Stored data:
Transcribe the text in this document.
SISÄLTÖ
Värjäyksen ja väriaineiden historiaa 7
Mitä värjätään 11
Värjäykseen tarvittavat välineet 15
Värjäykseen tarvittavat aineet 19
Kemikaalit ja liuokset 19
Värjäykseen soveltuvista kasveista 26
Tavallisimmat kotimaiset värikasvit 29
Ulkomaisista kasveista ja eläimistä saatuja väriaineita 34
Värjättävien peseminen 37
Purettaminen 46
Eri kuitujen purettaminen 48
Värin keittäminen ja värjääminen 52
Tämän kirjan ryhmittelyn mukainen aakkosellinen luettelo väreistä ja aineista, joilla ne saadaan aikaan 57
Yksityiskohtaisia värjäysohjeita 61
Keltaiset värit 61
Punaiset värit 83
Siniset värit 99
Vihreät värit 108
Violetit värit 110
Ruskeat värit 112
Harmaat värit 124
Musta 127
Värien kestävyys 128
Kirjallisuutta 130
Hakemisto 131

==

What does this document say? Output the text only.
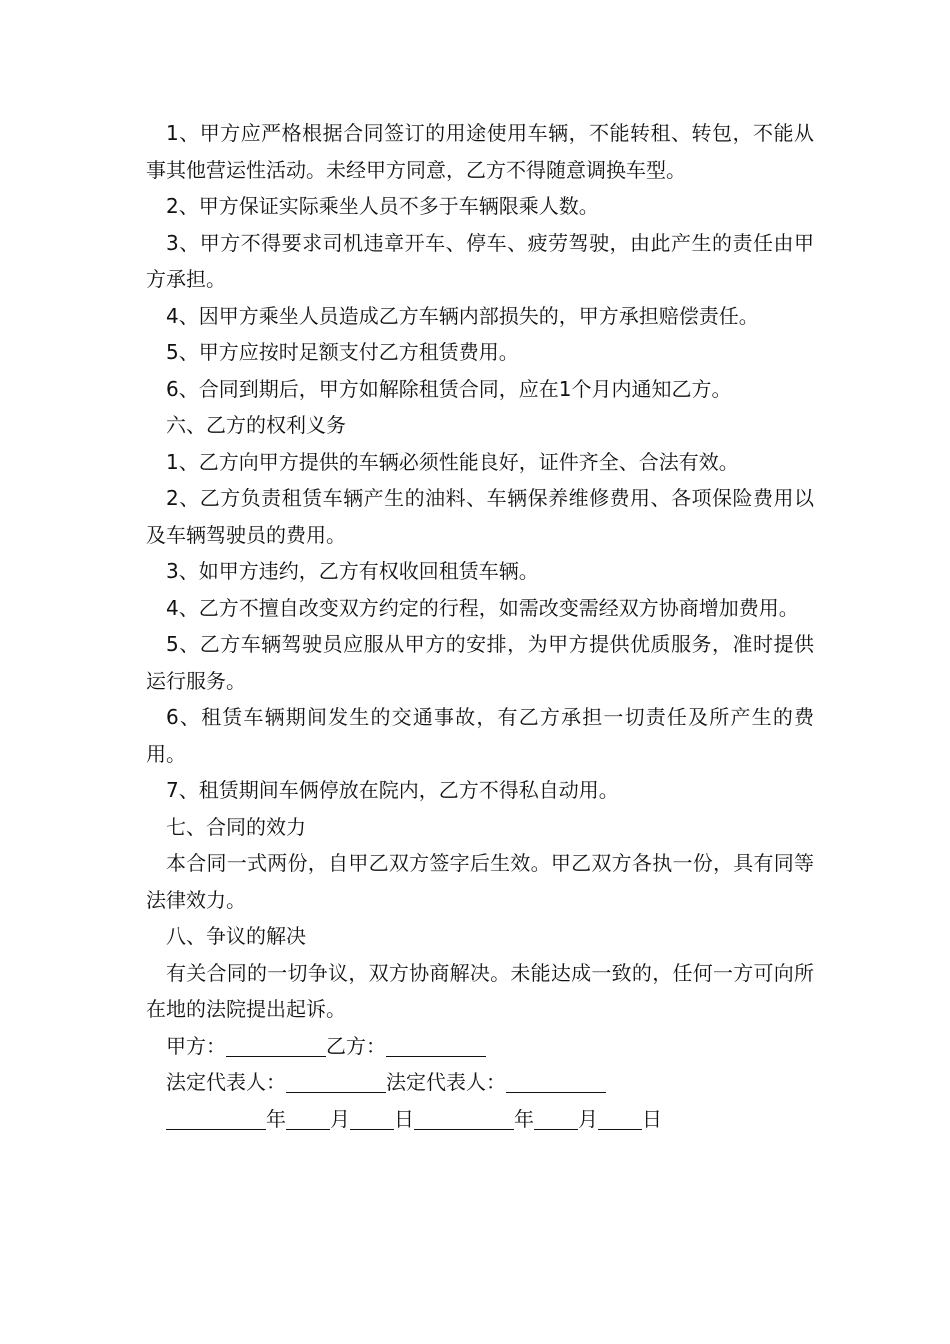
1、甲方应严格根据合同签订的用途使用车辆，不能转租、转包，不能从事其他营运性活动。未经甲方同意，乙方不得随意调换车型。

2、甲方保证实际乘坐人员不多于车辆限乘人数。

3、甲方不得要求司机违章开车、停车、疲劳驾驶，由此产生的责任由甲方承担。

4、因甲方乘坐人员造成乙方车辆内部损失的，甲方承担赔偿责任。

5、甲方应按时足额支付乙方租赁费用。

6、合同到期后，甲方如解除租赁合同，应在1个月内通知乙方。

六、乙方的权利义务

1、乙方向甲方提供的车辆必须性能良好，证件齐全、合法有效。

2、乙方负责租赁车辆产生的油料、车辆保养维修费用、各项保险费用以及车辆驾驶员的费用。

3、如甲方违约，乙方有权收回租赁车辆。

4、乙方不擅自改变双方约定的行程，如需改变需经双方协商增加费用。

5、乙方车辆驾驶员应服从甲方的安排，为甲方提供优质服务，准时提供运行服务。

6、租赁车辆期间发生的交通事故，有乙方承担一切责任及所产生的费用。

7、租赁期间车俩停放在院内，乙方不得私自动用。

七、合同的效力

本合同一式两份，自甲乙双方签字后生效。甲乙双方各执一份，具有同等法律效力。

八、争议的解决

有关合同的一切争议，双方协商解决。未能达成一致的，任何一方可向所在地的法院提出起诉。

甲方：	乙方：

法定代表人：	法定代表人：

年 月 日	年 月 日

● **Do this**
Write only the number of lines in the records that include the word "tarvittavat".

● **Answer below**
2